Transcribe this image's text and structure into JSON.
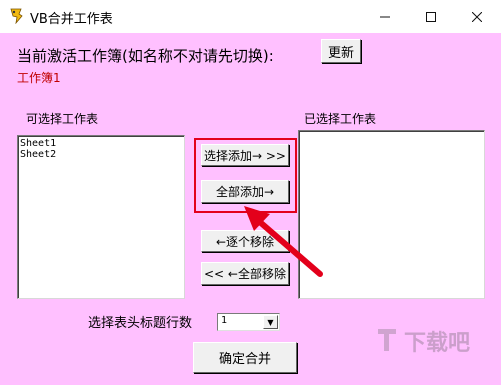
{
  "window": {
    "title": "VB合并工作表",
    "controls": [
      "minimize",
      "maximize",
      "close"
    ]
  },
  "header": {
    "prompt": "当前激活工作簿(如名称不对请先切换):",
    "refresh_label": "更新",
    "workbook_name": "工作簿1"
  },
  "available": {
    "label": "可选择工作表",
    "items": [
      "Sheet1",
      "Sheet2"
    ]
  },
  "selected": {
    "label": "已选择工作表",
    "items": []
  },
  "buttons": {
    "add_selected": "选择添加→ >>",
    "add_all": "全部添加→",
    "remove_one": "←逐个移除",
    "remove_all": "<< ←全部移除",
    "confirm": "确定合并"
  },
  "header_rows": {
    "label": "选择表头标题行数",
    "value": "1"
  },
  "colors": {
    "client_background": "#ffc0ff",
    "highlight": "#e3001b",
    "workbook_text": "#c00000"
  },
  "watermark": "下载吧"
}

==============================

* **Directive**
Copy every line of the data exactly as written, excluding the pictures.

* **Solution below**
Transcribe this image's text and structure into JSON.
{
  "window": {
    "title": "VB合并工作表",
    "controls": [
      "minimize",
      "maximize",
      "close"
    ]
  },
  "header": {
    "prompt": "当前激活工作簿(如名称不对请先切换):",
    "refresh_label": "更新",
    "workbook_name": "工作簿1"
  },
  "available": {
    "label": "可选择工作表",
    "items": [
      "Sheet1",
      "Sheet2"
    ]
  },
  "selected": {
    "label": "已选择工作表",
    "items": []
  },
  "buttons": {
    "add_selected": "选择添加→ >>",
    "add_all": "全部添加→",
    "remove_one": "←逐个移除",
    "remove_all": "<< ←全部移除",
    "confirm": "确定合并"
  },
  "header_rows": {
    "label": "选择表头标题行数",
    "value": "1"
  },
  "colors": {
    "client_background": "#ffc0ff",
    "highlight": "#e3001b",
    "workbook_text": "#c00000"
  },
  "watermark": "下载吧"
}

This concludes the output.